**Stored records:**
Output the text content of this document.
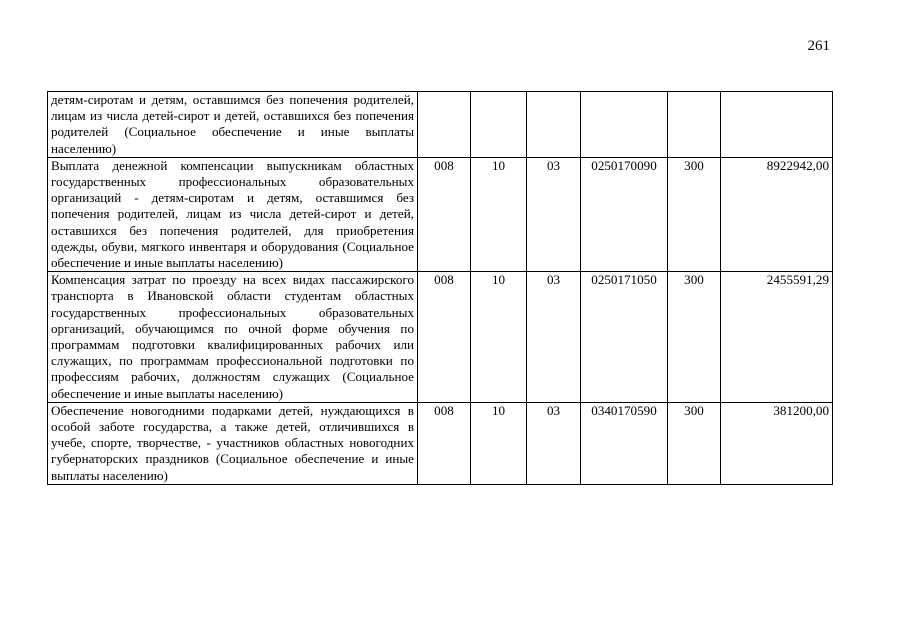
261
детям-сиротам и детям, оставшимся без попечения родителей, лицам из числа детей-сирот и детей, оставшихся без попечения родителей (Социальное обеспечение и иные выплаты населению)						
Выплата денежной компенсации выпускникам областных государственных профессиональных образовательных организаций - детям-сиротам и детям, оставшимся без попечения родителей, лицам из числа детей-сирот и детей, оставшихся без попечения родителей, для приобретения одежды, обуви, мягкого инвентаря и оборудования (Социальное обеспечение и иные выплаты населению)	008	10	03	0250170090	300	8922942,00
Компенсация затрат по проезду на всех видах пассажирского транспорта в Ивановской области студентам областных государственных профессиональных образовательных организаций, обучающимся по очной форме обучения по программам подготовки квалифицированных рабочих или служащих, по программам профессиональной подготовки по профессиям рабочих, должностям служащих (Социальное обеспечение и иные выплаты населению)	008	10	03	0250171050	300	2455591,29
Обеспечение новогодними подарками детей, нуждающихся в особой заботе государства, а также детей, отличившихся в учебе, спорте, творчестве, - участников областных новогодних губернаторских праздников (Социальное обеспечение и иные выплаты населению)	008	10	03	0340170590	300	381200,00
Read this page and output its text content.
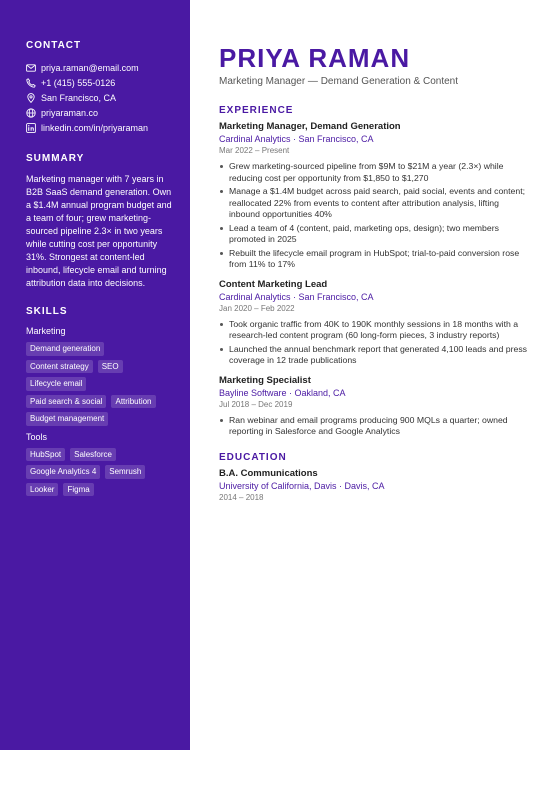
CONTACT
priya.raman@email.com
+1 (415) 555-0126
San Francisco, CA
priyaraman.co
linkedin.com/in/priyaraman
SUMMARY

Marketing manager with 7 years in B2B SaaS demand generation. Own a $1.4M annual program budget and a team of four; grew marketing-sourced pipeline 2.3× in two years while cutting cost per opportunity 31%. Strongest at content-led inbound, lifecycle email and turning attribution data into decisions.

SKILLS

Marketing

Demand generation
Content strategy	SEO
Lifecycle email
Paid search & social	Attribution
Budget management

Tools

HubSpot	Salesforce
Google Analytics 4	Semrush
Looker	Figma
PRIYA RAMAN

Marketing Manager — Demand Generation & Content

EXPERIENCE

Marketing Manager, Demand Generation

Cardinal Analytics · San Francisco, CA

Mar 2022 – Present

Grew marketing-sourced pipeline from $9M to $21M a year (2.3×) while reducing cost per opportunity from $1,850 to $1,270
Manage a $1.4M budget across paid search, paid social, events and content; reallocated 22% from events to content after attribution analysis, lifting inbound opportunities 40%
Lead a team of 4 (content, paid, marketing ops, design); two members promoted in 2025
Rebuilt the lifecycle email program in HubSpot; trial-to-paid conversion rose from 11% to 17%

Content Marketing Lead

Cardinal Analytics · San Francisco, CA

Jan 2020 – Feb 2022

Took organic traffic from 40K to 190K monthly sessions in 18 months with a research-led content program (60 long-form pieces, 3 industry reports)
Launched the annual benchmark report that generated 4,100 leads and press coverage in 12 trade publications

Marketing Specialist

Bayline Software · Oakland, CA

Jul 2018 – Dec 2019

Ran webinar and email programs producing 900 MQLs a quarter; owned reporting in Salesforce and Google Analytics
EDUCATION

B.A. Communications

University of California, Davis · Davis, CA

2014 – 2018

**Your goal:** Which lines in the listing above hold the word "оставшихся"? Show each of them.

**The completed task:**
детям-сиротам и детям, оставшимся без попечения родителей, лицам из числа детей-сирот и детей, оставшихся без попечения родителей (Социальное обеспечение и иные выплаты населению)						
Выплата денежной компенсации выпускникам областных государственных профессиональных образовательных организаций - детям-сиротам и детям, оставшимся без попечения родителей, лицам из числа детей-сирот и детей, оставшихся без попечения родителей, для приобретения одежды, обуви, мягкого инвентаря и оборудования (Социальное обеспечение и иные выплаты населению)	008	10	03	0250170090	300	8922942,00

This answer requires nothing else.